**PROMPT**
Report the number of lines in the entries below that include the word "JSON", and nothing else.

[Stored data]
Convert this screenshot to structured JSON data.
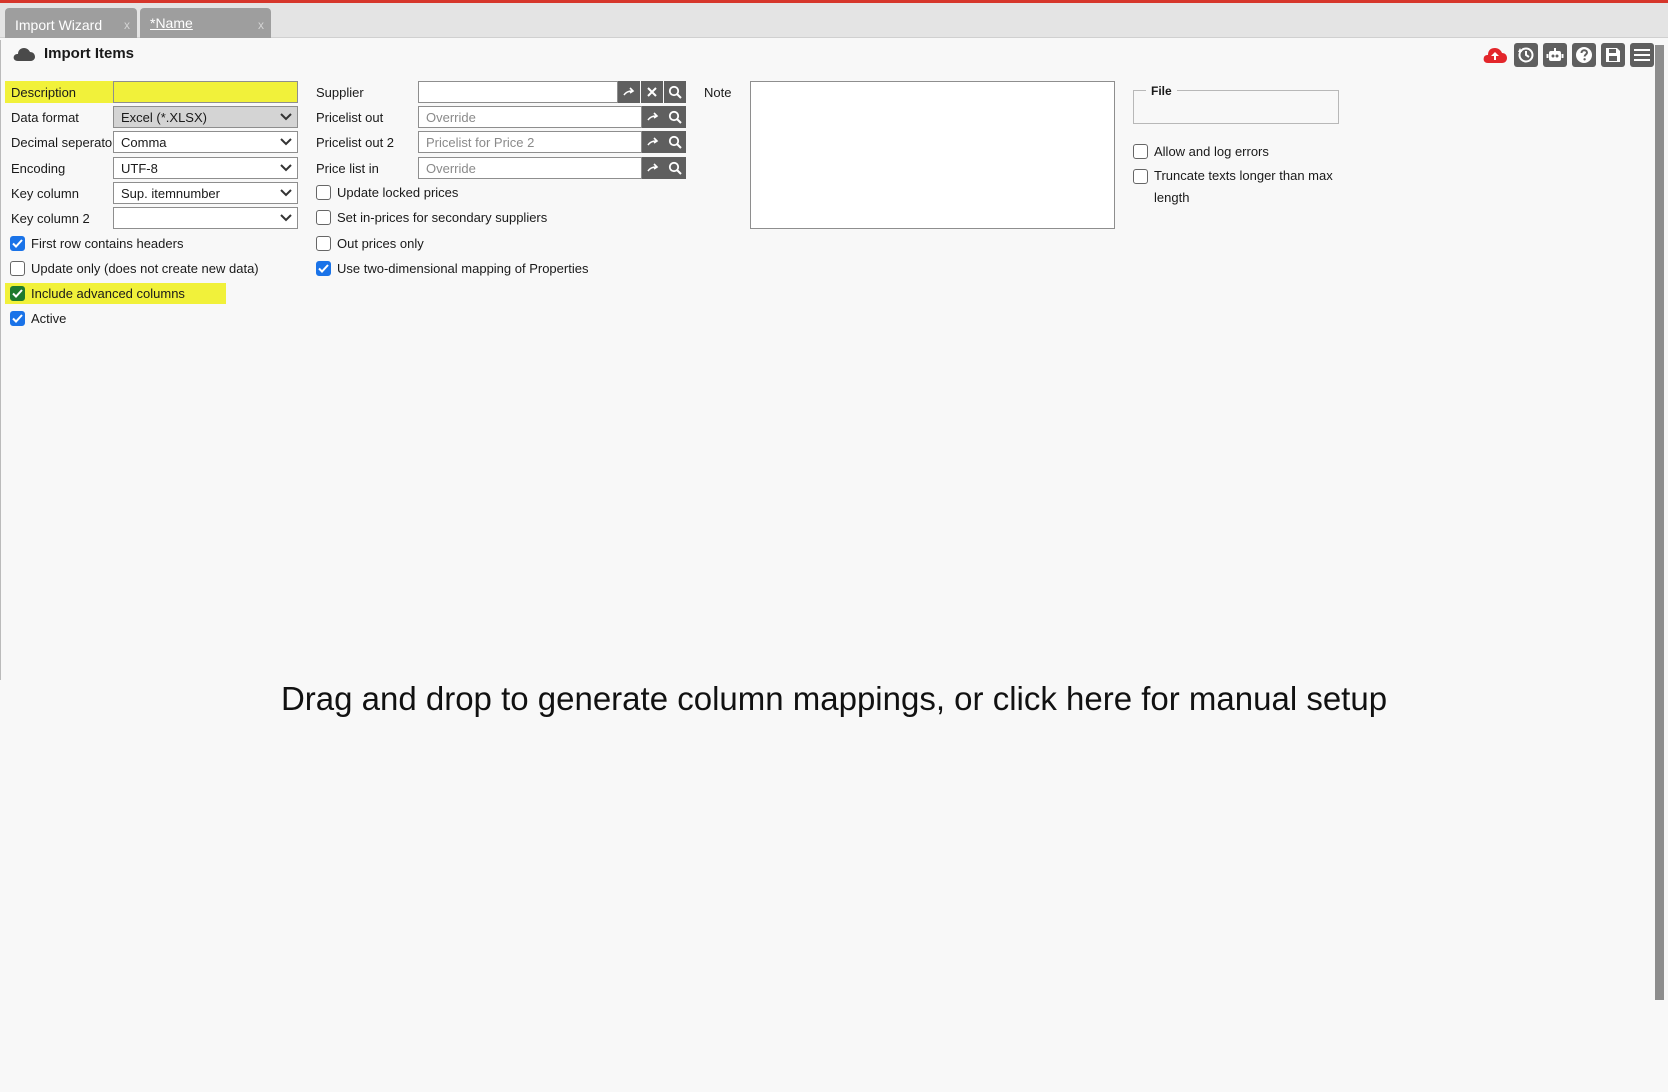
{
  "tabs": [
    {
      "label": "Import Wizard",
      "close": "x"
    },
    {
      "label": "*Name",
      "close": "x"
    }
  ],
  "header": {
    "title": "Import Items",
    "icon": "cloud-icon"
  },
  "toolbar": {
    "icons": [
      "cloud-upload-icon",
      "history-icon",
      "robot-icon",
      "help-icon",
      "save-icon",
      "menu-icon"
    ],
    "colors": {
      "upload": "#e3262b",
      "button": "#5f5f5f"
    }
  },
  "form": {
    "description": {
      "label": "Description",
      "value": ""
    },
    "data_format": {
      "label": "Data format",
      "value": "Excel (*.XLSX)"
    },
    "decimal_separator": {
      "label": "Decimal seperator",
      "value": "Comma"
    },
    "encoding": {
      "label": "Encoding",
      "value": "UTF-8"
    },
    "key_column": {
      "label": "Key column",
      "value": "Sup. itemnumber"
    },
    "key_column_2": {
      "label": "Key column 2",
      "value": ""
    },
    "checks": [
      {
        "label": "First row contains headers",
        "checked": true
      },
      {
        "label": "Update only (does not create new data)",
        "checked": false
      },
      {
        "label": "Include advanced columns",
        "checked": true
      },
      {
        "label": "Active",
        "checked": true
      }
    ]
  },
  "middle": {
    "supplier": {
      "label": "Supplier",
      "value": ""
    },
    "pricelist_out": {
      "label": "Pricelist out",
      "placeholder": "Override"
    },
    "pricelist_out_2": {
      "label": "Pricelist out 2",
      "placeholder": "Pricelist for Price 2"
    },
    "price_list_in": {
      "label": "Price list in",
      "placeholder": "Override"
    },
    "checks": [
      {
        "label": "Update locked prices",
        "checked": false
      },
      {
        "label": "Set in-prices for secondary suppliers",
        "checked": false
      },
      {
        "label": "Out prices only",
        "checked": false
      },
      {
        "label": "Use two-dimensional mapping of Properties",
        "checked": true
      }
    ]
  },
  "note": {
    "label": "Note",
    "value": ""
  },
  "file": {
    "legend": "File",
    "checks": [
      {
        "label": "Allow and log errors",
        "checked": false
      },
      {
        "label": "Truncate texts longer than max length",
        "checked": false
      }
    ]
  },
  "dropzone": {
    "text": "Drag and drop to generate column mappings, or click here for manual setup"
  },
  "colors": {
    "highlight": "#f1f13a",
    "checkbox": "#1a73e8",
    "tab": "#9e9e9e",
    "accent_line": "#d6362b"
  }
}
---
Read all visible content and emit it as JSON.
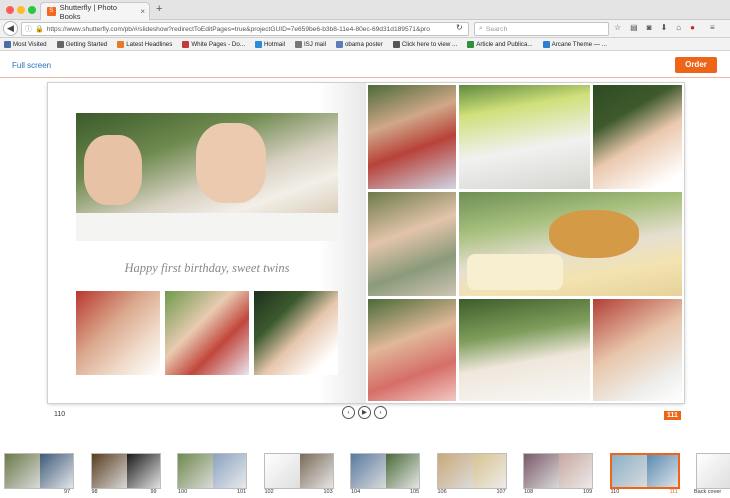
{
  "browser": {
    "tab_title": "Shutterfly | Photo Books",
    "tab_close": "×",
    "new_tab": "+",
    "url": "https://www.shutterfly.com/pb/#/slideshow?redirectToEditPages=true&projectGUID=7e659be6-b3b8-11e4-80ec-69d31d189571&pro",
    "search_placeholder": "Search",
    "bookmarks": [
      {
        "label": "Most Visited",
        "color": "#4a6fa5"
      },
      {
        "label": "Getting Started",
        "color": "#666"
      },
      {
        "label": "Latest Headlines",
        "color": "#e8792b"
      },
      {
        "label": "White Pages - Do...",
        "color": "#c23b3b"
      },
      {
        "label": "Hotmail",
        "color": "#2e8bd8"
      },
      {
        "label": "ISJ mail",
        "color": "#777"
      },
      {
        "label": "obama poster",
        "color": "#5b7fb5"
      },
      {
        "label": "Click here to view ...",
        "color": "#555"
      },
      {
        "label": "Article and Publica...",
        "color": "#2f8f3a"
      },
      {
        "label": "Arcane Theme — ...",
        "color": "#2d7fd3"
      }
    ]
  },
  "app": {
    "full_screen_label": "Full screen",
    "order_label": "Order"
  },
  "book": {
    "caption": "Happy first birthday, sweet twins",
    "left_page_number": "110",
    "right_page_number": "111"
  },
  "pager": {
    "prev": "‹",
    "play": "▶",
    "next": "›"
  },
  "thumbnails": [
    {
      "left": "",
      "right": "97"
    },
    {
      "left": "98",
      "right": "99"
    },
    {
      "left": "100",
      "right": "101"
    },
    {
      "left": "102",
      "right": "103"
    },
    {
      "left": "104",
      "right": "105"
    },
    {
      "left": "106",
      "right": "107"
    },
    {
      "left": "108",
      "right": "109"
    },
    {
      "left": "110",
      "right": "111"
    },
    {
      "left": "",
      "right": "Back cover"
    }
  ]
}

**ANSWER IN FULL**
2